*WHAT NEEDS TO BE DONE:* Count how many lines contain "الحال" and reply with that number only.

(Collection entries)

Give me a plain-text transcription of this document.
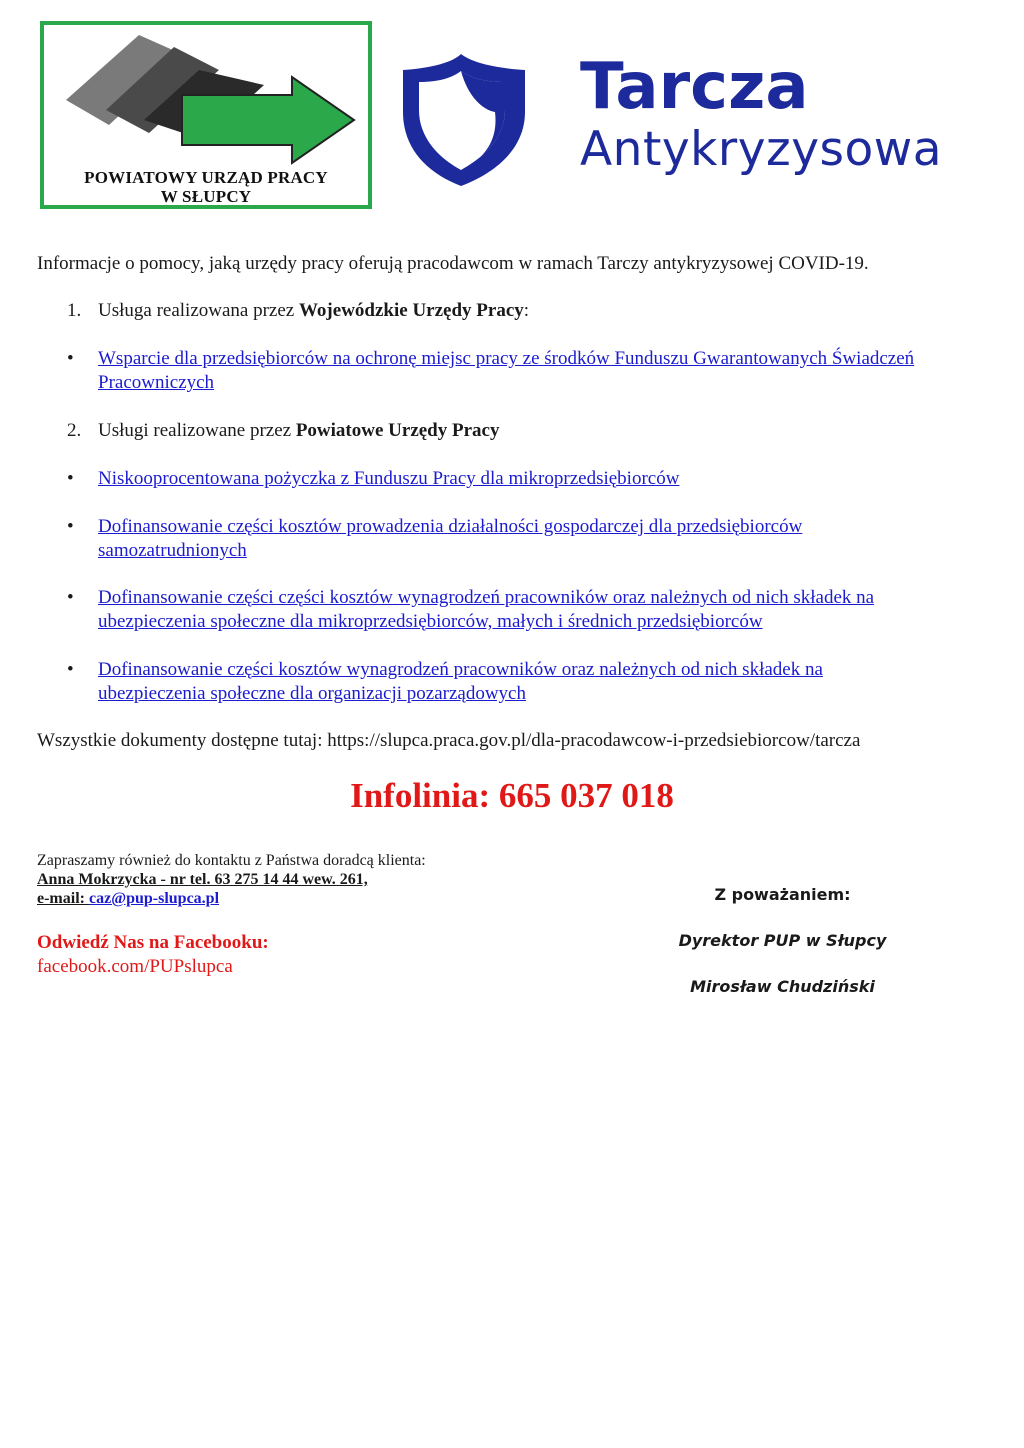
POWIATOWY URZĄD PRACY
W SŁUPCY
Tarcza
Antykryzysowa
Informacje o pomocy, jaką urzędy pracy oferują pracodawcom w ramach Tarczy antykryzysowej COVID-19.
1. Usługa realizowana przez Wojewódzkie Urzędy Pracy:
•	Wsparcie dla przedsiębiorców na ochronę miejsc pracy ze środków Funduszu Gwarantowanych Świadczeń
Pracowniczych
2. Usługi realizowane przez Powiatowe Urzędy Pracy
•	Niskooprocentowana pożyczka z Funduszu Pracy dla mikroprzedsiębiorców
•	Dofinansowanie części kosztów prowadzenia działalności gospodarczej dla przedsiębiorców
samozatrudnionych
•	Dofinansowanie części części kosztów wynagrodzeń pracowników oraz należnych od nich składek na
ubezpieczenia społeczne dla mikroprzedsiębiorców, małych i średnich przedsiębiorców
•	Dofinansowanie części kosztów wynagrodzeń pracowników oraz należnych od nich składek na
ubezpieczenia społeczne dla organizacji pozarządowych
Wszystkie dokumenty dostępne tutaj: https://slupca.praca.gov.pl/dla-pracodawcow-i-przedsiebiorcow/tarcza
Infolinia: 665 037 018
Zapraszamy również do kontaktu z Państwa doradcą klienta:
Anna Mokrzycka - nr tel. 63 275 14 44 wew. 261,
e-mail: caz@pup-slupca.pl
Odwiedź Nas na Facebooku:
facebook.com/PUPslupca
Z poważaniem:
Dyrektor PUP w Słupcy
Mirosław Chudziński
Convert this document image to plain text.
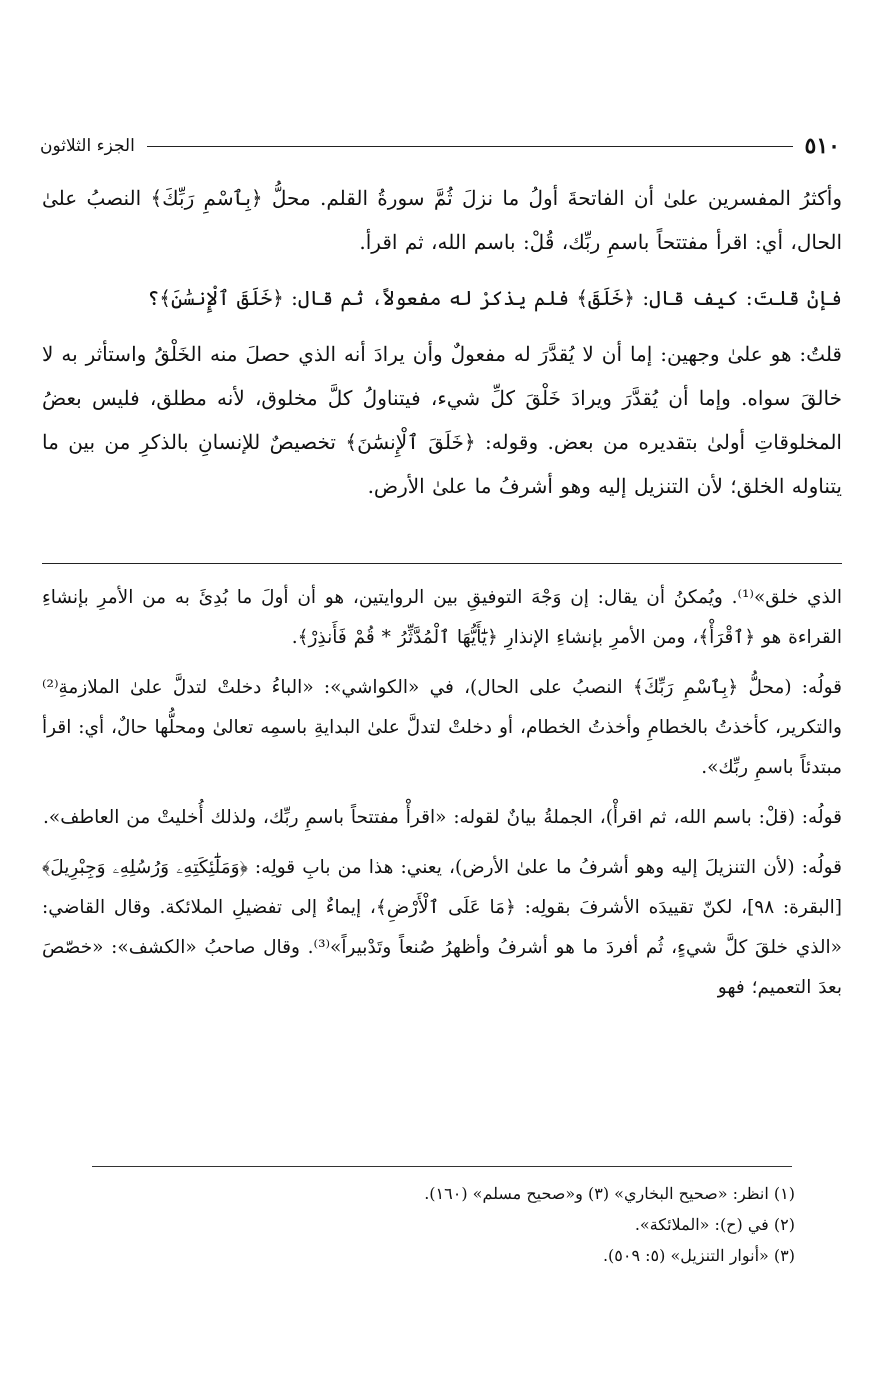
٥١٠
الجزء الثلاثون

وأكثرُ المفسرين علىٰ أن الفاتحةَ أولُ ما نزلَ ثُمَّ سورةُ القلم. محلُّ ﴿بِٱسْمِ رَبِّكَ﴾ النصبُ علىٰ الحال، أي: اقرأ مفتتحاً باسمِ ربِّك، قُلْ: باسم الله، ثم اقرأ.

فإنْ قلتَ: كيف قال: ﴿خَلَقَ﴾ فلم يذكرْ له مفعولاً، ثم قال: ﴿خَلَقَ ٱلْإِنسَٰنَ﴾؟

قلتُ: هو علىٰ وجهين: إما أن لا يُقدَّرَ له مفعولٌ وأن يرادَ أنه الذي حصلَ منه الخَلْقُ واستأثر به لا خالقَ سواه. وإما أن يُقدَّرَ ويرادَ خَلْقَ كلِّ شيء، فيتناولُ كلَّ مخلوق، لأنه مطلق، فليس بعضُ المخلوقاتِ أولىٰ بتقديره من بعض. وقوله: ﴿خَلَقَ ٱلْإِنسَٰنَ﴾ تخصيصٌ للإنسانِ بالذكرِ من بين ما يتناوله الخلق؛ لأن التنزيل إليه وهو أشرفُ ما علىٰ الأرض.

الذي خلق»⁽¹⁾. ويُمكنُ أن يقال: إن وَجْهَ التوفيقِ بين الروايتين، هو أن أولَ ما بُدِئَ به من الأمرِ بإنشاءِ القراءة هو ﴿ٱقْرَأْ﴾، ومن الأمرِ بإنشاءِ الإنذارِ ﴿يَٰٓأَيُّهَا ٱلْمُدَّثِّرُ * قُمْ فَأَنذِرْ﴾.

قولُه: (محلُّ ﴿بِٱسْمِ رَبِّكَ﴾ النصبُ على الحال)، في «الكواشي»: «الباءُ دخلتْ لتدلَّ علىٰ الملازمةِ⁽²⁾ والتكرير، كأخذتُ بالخطامِ وأخذتُ الخطام، أو دخلتْ لتدلَّ علىٰ البدايةِ باسمِه تعالىٰ ومحلُّها حالٌ، أي: اقرأ مبتدئاً باسمِ ربِّك».

قولُه: (قلْ: باسم الله، ثم اقرأْ)، الجملةُ بيانٌ لقوله: «اقرأْ مفتتحاً باسمِ ربِّك، ولذلك أُخليتْ من العاطف».

قولُه: (لأن التنزيلَ إليه وهو أشرفُ ما علىٰ الأرض)، يعني: هذا من بابِ قولِه: ﴿وَمَلَٰٓئِكَتِهِۦ وَرُسُلِهِۦ وَجِبْرِيلَ﴾ [البقرة: ٩٨]، لكنّ تقييدَه الأشرفَ بقولِه: ﴿مَا عَلَى ٱلْأَرْضِ﴾، إيماءٌ إلى تفضيلِ الملائكة. وقال القاضي: «الذي خلقَ كلَّ شيءٍ، ثُم أفردَ ما هو أشرفُ وأظهرُ صُنعاً وتَدْبيراً»⁽³⁾. وقال صاحبُ «الكشف»: «خصّصَ بعدَ التعميم؛ فهو

(١) انظر: «صحيح البخاري» (٣) و«صحيح مسلم» (١٦٠).
(٢) في (ح): «الملائكة».
(٣) «أنوار التنزيل» (٥: ٥٠٩).
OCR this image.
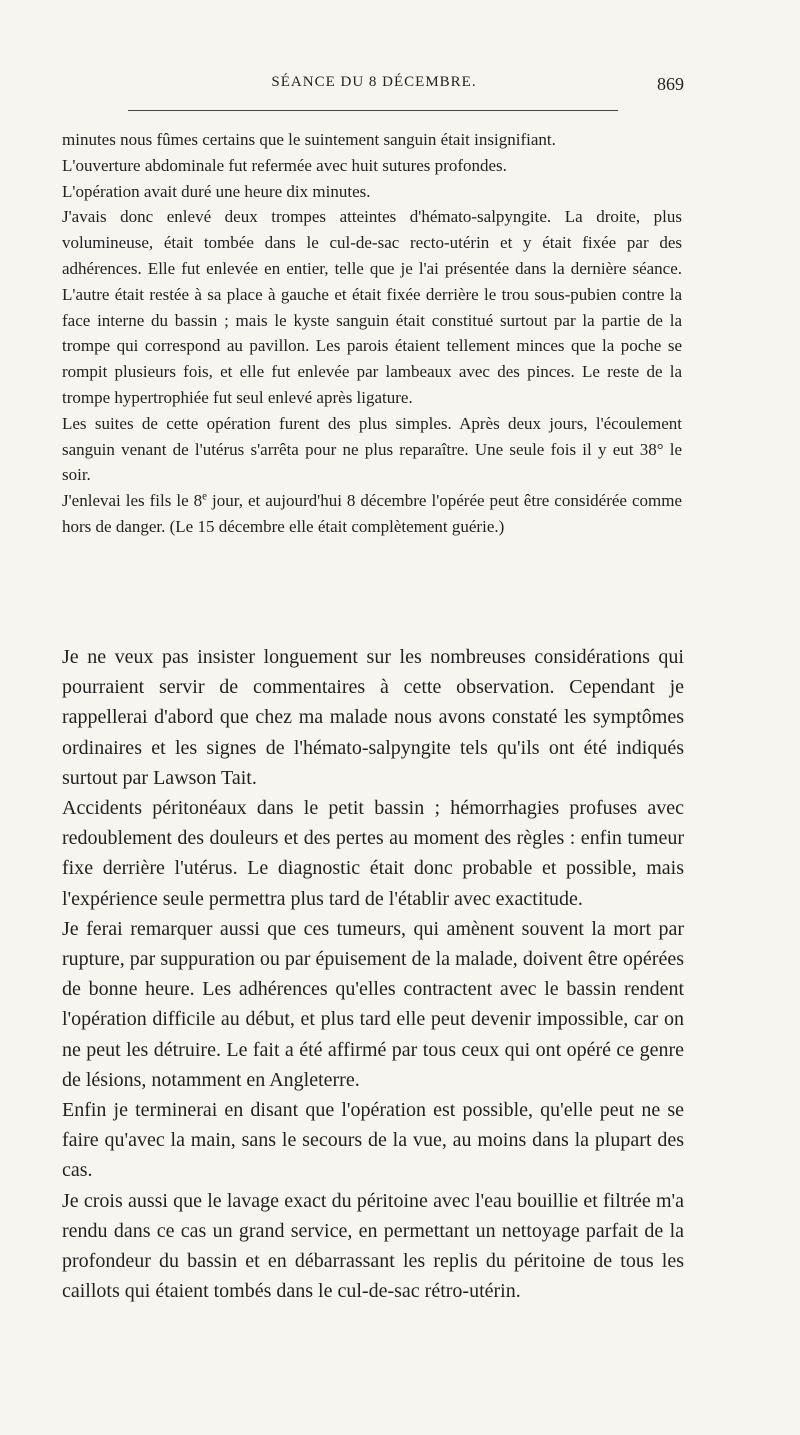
SÉANCE DU 8 DÉCEMBRE.	869

minutes nous fûmes certains que le suintement sanguin était insignifiant.

L'ouverture abdominale fut refermée avec huit sutures profondes.

L'opération avait duré une heure dix minutes.

J'avais donc enlevé deux trompes atteintes d'hémato-salpyngite. La droite, plus volumineuse, était tombée dans le cul-de-sac recto-utérin et y était fixée par des adhérences. Elle fut enlevée en entier, telle que je l'ai présentée dans la dernière séance. L'autre était restée à sa place à gauche et était fixée derrière le trou sous-pubien contre la face interne du bassin ; mais le kyste sanguin était constitué surtout par la partie de la trompe qui correspond au pavillon. Les parois étaient tellement minces que la poche se rompit plusieurs fois, et elle fut enlevée par lambeaux avec des pinces. Le reste de la trompe hypertrophiée fut seul enlevé après ligature.

Les suites de cette opération furent des plus simples. Après deux jours, l'écoulement sanguin venant de l'utérus s'arrêta pour ne plus reparaître. Une seule fois il y eut 38° le soir.

J'enlevai les fils le 8e jour, et aujourd'hui 8 décembre l'opérée peut être considérée comme hors de danger. (Le 15 décembre elle était complètement guérie.)

Je ne veux pas insister longuement sur les nombreuses considérations qui pourraient servir de commentaires à cette observation. Cependant je rappellerai d'abord que chez ma malade nous avons constaté les symptômes ordinaires et les signes de l'hémato-salpyngite tels qu'ils ont été indiqués surtout par Lawson Tait.

Accidents péritonéaux dans le petit bassin ; hémorrhagies profuses avec redoublement des douleurs et des pertes au moment des règles : enfin tumeur fixe derrière l'utérus. Le diagnostic était donc probable et possible, mais l'expérience seule permettra plus tard de l'établir avec exactitude.

Je ferai remarquer aussi que ces tumeurs, qui amènent souvent la mort par rupture, par suppuration ou par épuisement de la malade, doivent être opérées de bonne heure. Les adhérences qu'elles contractent avec le bassin rendent l'opération difficile au début, et plus tard elle peut devenir impossible, car on ne peut les détruire. Le fait a été affirmé par tous ceux qui ont opéré ce genre de lésions, notamment en Angleterre.

Enfin je terminerai en disant que l'opération est possible, qu'elle peut ne se faire qu'avec la main, sans le secours de la vue, au moins dans la plupart des cas.

Je crois aussi que le lavage exact du péritoine avec l'eau bouillie et filtrée m'a rendu dans ce cas un grand service, en permettant un nettoyage parfait de la profondeur du bassin et en débarrassant les replis du péritoine de tous les caillots qui étaient tombés dans le cul-de-sac rétro-utérin.
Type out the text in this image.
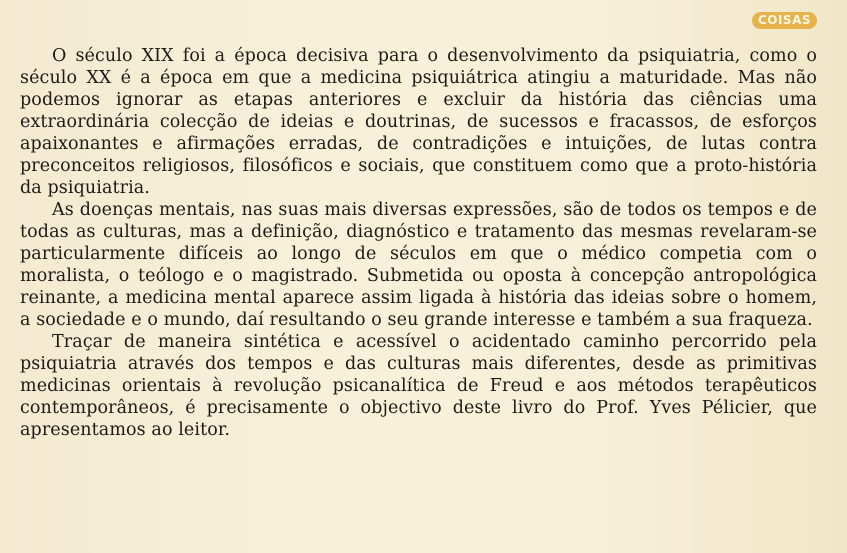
COISAS

O século XIX foi a época decisiva para o desenvolvimento da psiquiatria, como o século XX é a época em que a medicina psiquiátrica atingiu a maturidade. Mas não podemos ignorar as etapas anteriores e excluir da história das ciências uma extraordinária colecção de ideias e doutrinas, de sucessos e fracassos, de esforços apaixonantes e afirmações erradas, de contradições e intuições, de lutas contra preconceitos religiosos, filosóficos e sociais, que constituem como que a proto-história da psiquiatria.

As doenças mentais, nas suas mais diversas expressões, são de todos os tempos e de todas as culturas, mas a definição, diagnóstico e tratamento das mesmas revelaram-se particularmente difíceis ao longo de séculos em que o médico competia com o moralista, o teólogo e o magistrado. Submetida ou oposta à concepção antropológica reinante, a medicina mental aparece assim ligada à história das ideias sobre o homem, a sociedade e o mundo, daí resultando o seu grande interesse e também a sua fraqueza.

Traçar de maneira sintética e acessível o acidentado caminho percorrido pela psiquiatria através dos tempos e das culturas mais diferentes, desde as primitivas medicinas orientais à revolução psicanalítica de Freud e aos métodos terapêuticos contemporâneos, é precisamente o objectivo deste livro do Prof. Yves Pélicier, que apresentamos ao leitor.
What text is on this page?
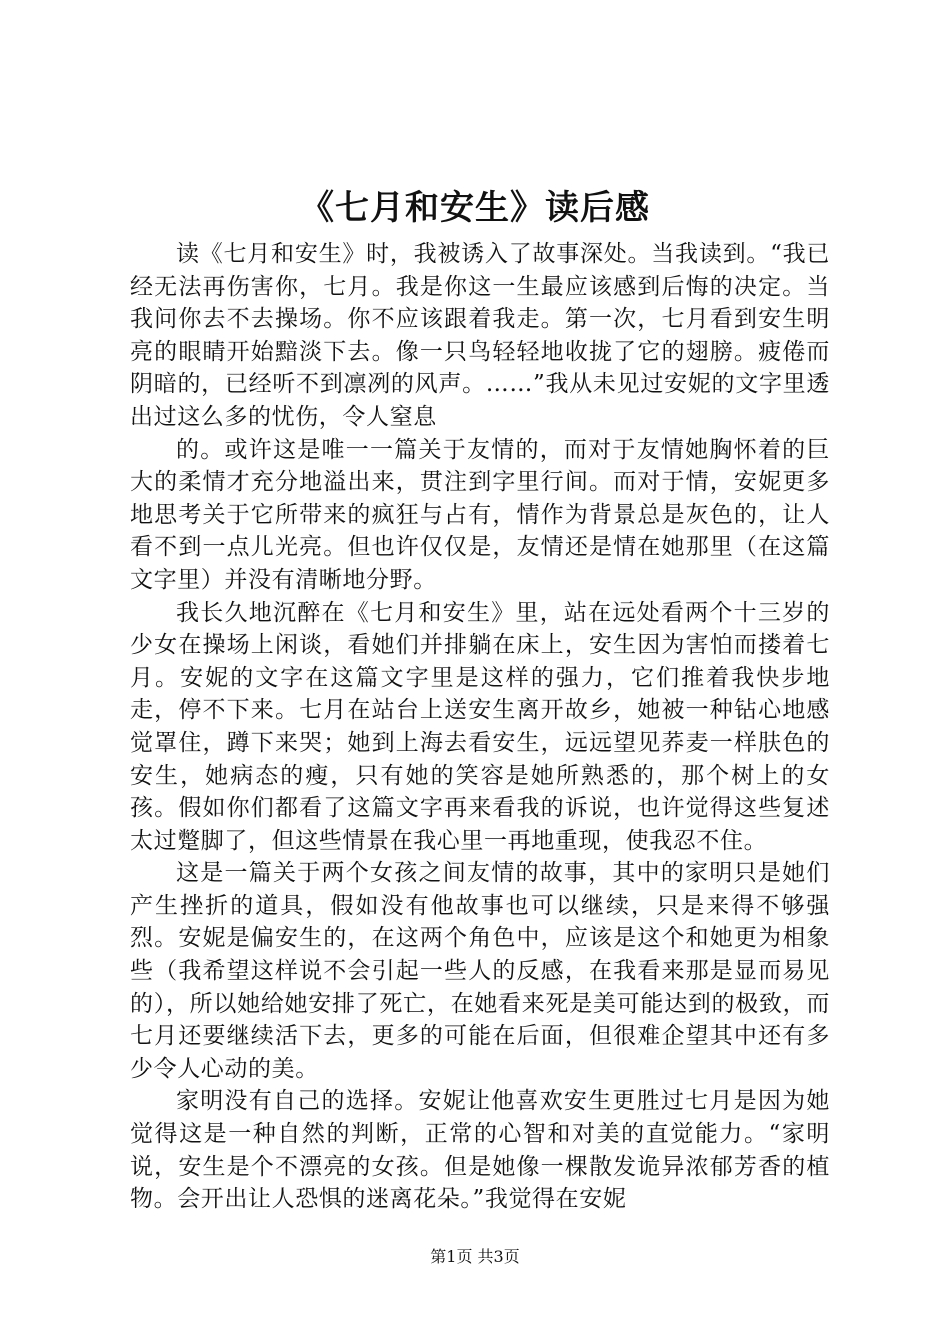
《七月和安生》读后感

读《七月和安生》时，我被诱入了故事深处。当我读到。“我已经无法再伤害你，七月。我是你这一生最应该感到后悔的决定。当我问你去不去操场。你不应该跟着我走。第一次，七月看到安生明亮的眼睛开始黯淡下去。像一只鸟轻轻地收拢了它的翅膀。疲倦而阴暗的，已经听不到凛冽的风声。……”我从未见过安妮的文字里透出过这么多的忧伤，令人窒息

的。或许这是唯一一篇关于友情的，而对于友情她胸怀着的巨大的柔情才充分地溢出来，贯注到字里行间。而对于情，安妮更多地思考关于它所带来的疯狂与占有，情作为背景总是灰色的，让人看不到一点儿光亮。但也许仅仅是，友情还是情在她那里（在这篇文字里）并没有清晰地分野。

我长久地沉醉在《七月和安生》里，站在远处看两个十三岁的少女在操场上闲谈，看她们并排躺在床上，安生因为害怕而搂着七月。安妮的文字在这篇文字里是这样的强力，它们推着我快步地走，停不下来。七月在站台上送安生离开故乡，她被一种钻心地感觉罩住，蹲下来哭；她到上海去看安生，远远望见荞麦一样肤色的安生，她病态的瘦，只有她的笑容是她所熟悉的，那个树上的女孩。假如你们都看了这篇文字再来看我的诉说，也许觉得这些复述太过蹩脚了，但这些情景在我心里一再地重现，使我忍不住。

这是一篇关于两个女孩之间友情的故事，其中的家明只是她们产生挫折的道具，假如没有他故事也可以继续，只是来得不够强烈。安妮是偏安生的，在这两个角色中，应该是这个和她更为相象些（我希望这样说不会引起一些人的反感，在我看来那是显而易见的），所以她给她安排了死亡，在她看来死是美可能达到的极致，而七月还要继续活下去，更多的可能在后面，但很难企望其中还有多少令人心动的美。

家明没有自己的选择。安妮让他喜欢安生更胜过七月是因为她觉得这是一种自然的判断，正常的心智和对美的直觉能力。“家明说，安生是个不漂亮的女孩。但是她像一棵散发诡异浓郁芳香的植物。会开出让人恐惧的迷离花朵。”我觉得在安妮

第1页 共3页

*EXERCISE ANSWER:* 2